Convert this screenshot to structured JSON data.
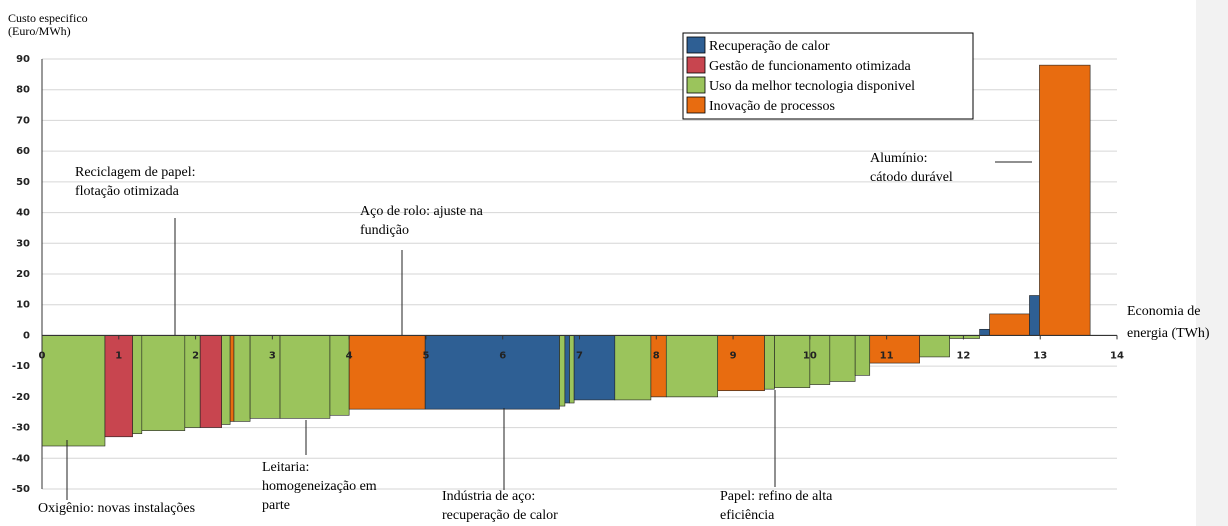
{
  "chart_data": {
    "type": "variable-width-bar",
    "ylabel": [
      "Custo especifico",
      "(Euro/MWh)"
    ],
    "xlabel": [
      "Economia de",
      "energia (TWh)"
    ],
    "xlim": [
      0,
      14
    ],
    "xticks": [
      0,
      1,
      2,
      3,
      4,
      5,
      6,
      7,
      8,
      9,
      10,
      11,
      12,
      13,
      14
    ],
    "ylim": [
      -50,
      90
    ],
    "yticks": [
      -50,
      -40,
      -30,
      -20,
      -10,
      0,
      10,
      20,
      30,
      40,
      50,
      60,
      70,
      80,
      90
    ],
    "grid": true,
    "series": [
      {
        "name": "Recuperação de calor",
        "color": "#2e5f94"
      },
      {
        "name": "Gestão de funcionamento otimizada",
        "color": "#c8454f"
      },
      {
        "name": "Uso da melhor tecnologia disponivel",
        "color": "#9bc45c"
      },
      {
        "name": "Inovação de processos",
        "color": "#e86c10"
      }
    ],
    "bars": {
      "widths": [
        0.82,
        0.36,
        0.12,
        0.56,
        0.2,
        0.28,
        0.11,
        0.05,
        0.21,
        0.39,
        0.65,
        0.25,
        0.99,
        1.75,
        0.07,
        0.06,
        0.06,
        0.53,
        0.47,
        0.2,
        0.67,
        0.61,
        0.13,
        0.46,
        0.26,
        0.33,
        0.19,
        0.65,
        0.39,
        0.39,
        0.13,
        0.52,
        0.13,
        0.66
      ],
      "values": [
        -36,
        -33,
        -32,
        -31,
        -30,
        -30,
        -29,
        -28,
        -28,
        -27,
        -27,
        -26,
        -24,
        -24,
        -23,
        -22,
        -22,
        -21,
        -21,
        -20,
        -20,
        -18,
        -17.5,
        -17,
        -16,
        -15,
        -13,
        -9,
        -7,
        -1,
        2,
        7,
        13,
        88
      ],
      "groups": [
        2,
        1,
        2,
        2,
        2,
        1,
        2,
        3,
        2,
        2,
        2,
        2,
        3,
        0,
        2,
        0,
        2,
        0,
        2,
        3,
        2,
        3,
        2,
        2,
        2,
        2,
        2,
        3,
        2,
        2,
        0,
        3,
        0,
        3
      ]
    },
    "annotations": [
      {
        "lines": [
          "Reciclagem de papel:",
          "flotação otimizada"
        ]
      },
      {
        "lines": [
          "Aço de rolo: ajuste na",
          "fundição"
        ]
      },
      {
        "lines": [
          "Alumínio:",
          "cátodo durável"
        ]
      },
      {
        "lines": [
          "Leitaria:",
          "homogeneização em",
          "parte"
        ]
      },
      {
        "lines": [
          "Oxigênio: novas instalações"
        ]
      },
      {
        "lines": [
          "Indústria de aço:",
          "recuperação de calor"
        ]
      },
      {
        "lines": [
          "Papel: refino de alta",
          "eficiência"
        ]
      }
    ]
  }
}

▶ _WHAT TO PRODUCE_
The records above must be echoed exactly, minus their pictures.

▶ _ANSWER TO THIS EXERCISE_
Convert this screenshot to structured JSON data.
{
  "chart_data": {
    "type": "variable-width-bar",
    "ylabel": [
      "Custo especifico",
      "(Euro/MWh)"
    ],
    "xlabel": [
      "Economia de",
      "energia (TWh)"
    ],
    "xlim": [
      0,
      14
    ],
    "xticks": [
      0,
      1,
      2,
      3,
      4,
      5,
      6,
      7,
      8,
      9,
      10,
      11,
      12,
      13,
      14
    ],
    "ylim": [
      -50,
      90
    ],
    "yticks": [
      -50,
      -40,
      -30,
      -20,
      -10,
      0,
      10,
      20,
      30,
      40,
      50,
      60,
      70,
      80,
      90
    ],
    "grid": true,
    "series": [
      {
        "name": "Recuperação de calor",
        "color": "#2e5f94"
      },
      {
        "name": "Gestão de funcionamento otimizada",
        "color": "#c8454f"
      },
      {
        "name": "Uso da melhor tecnologia disponivel",
        "color": "#9bc45c"
      },
      {
        "name": "Inovação de processos",
        "color": "#e86c10"
      }
    ],
    "bars": {
      "widths": [
        0.82,
        0.36,
        0.12,
        0.56,
        0.2,
        0.28,
        0.11,
        0.05,
        0.21,
        0.39,
        0.65,
        0.25,
        0.99,
        1.75,
        0.07,
        0.06,
        0.06,
        0.53,
        0.47,
        0.2,
        0.67,
        0.61,
        0.13,
        0.46,
        0.26,
        0.33,
        0.19,
        0.65,
        0.39,
        0.39,
        0.13,
        0.52,
        0.13,
        0.66
      ],
      "values": [
        -36,
        -33,
        -32,
        -31,
        -30,
        -30,
        -29,
        -28,
        -28,
        -27,
        -27,
        -26,
        -24,
        -24,
        -23,
        -22,
        -22,
        -21,
        -21,
        -20,
        -20,
        -18,
        -17.5,
        -17,
        -16,
        -15,
        -13,
        -9,
        -7,
        -1,
        2,
        7,
        13,
        88
      ],
      "groups": [
        2,
        1,
        2,
        2,
        2,
        1,
        2,
        3,
        2,
        2,
        2,
        2,
        3,
        0,
        2,
        0,
        2,
        0,
        2,
        3,
        2,
        3,
        2,
        2,
        2,
        2,
        2,
        3,
        2,
        2,
        0,
        3,
        0,
        3
      ]
    },
    "annotations": [
      {
        "lines": [
          "Reciclagem de papel:",
          "flotação otimizada"
        ]
      },
      {
        "lines": [
          "Aço de rolo: ajuste na",
          "fundição"
        ]
      },
      {
        "lines": [
          "Alumínio:",
          "cátodo durável"
        ]
      },
      {
        "lines": [
          "Leitaria:",
          "homogeneização em",
          "parte"
        ]
      },
      {
        "lines": [
          "Oxigênio: novas instalações"
        ]
      },
      {
        "lines": [
          "Indústria de aço:",
          "recuperação de calor"
        ]
      },
      {
        "lines": [
          "Papel: refino de alta",
          "eficiência"
        ]
      }
    ]
  }
}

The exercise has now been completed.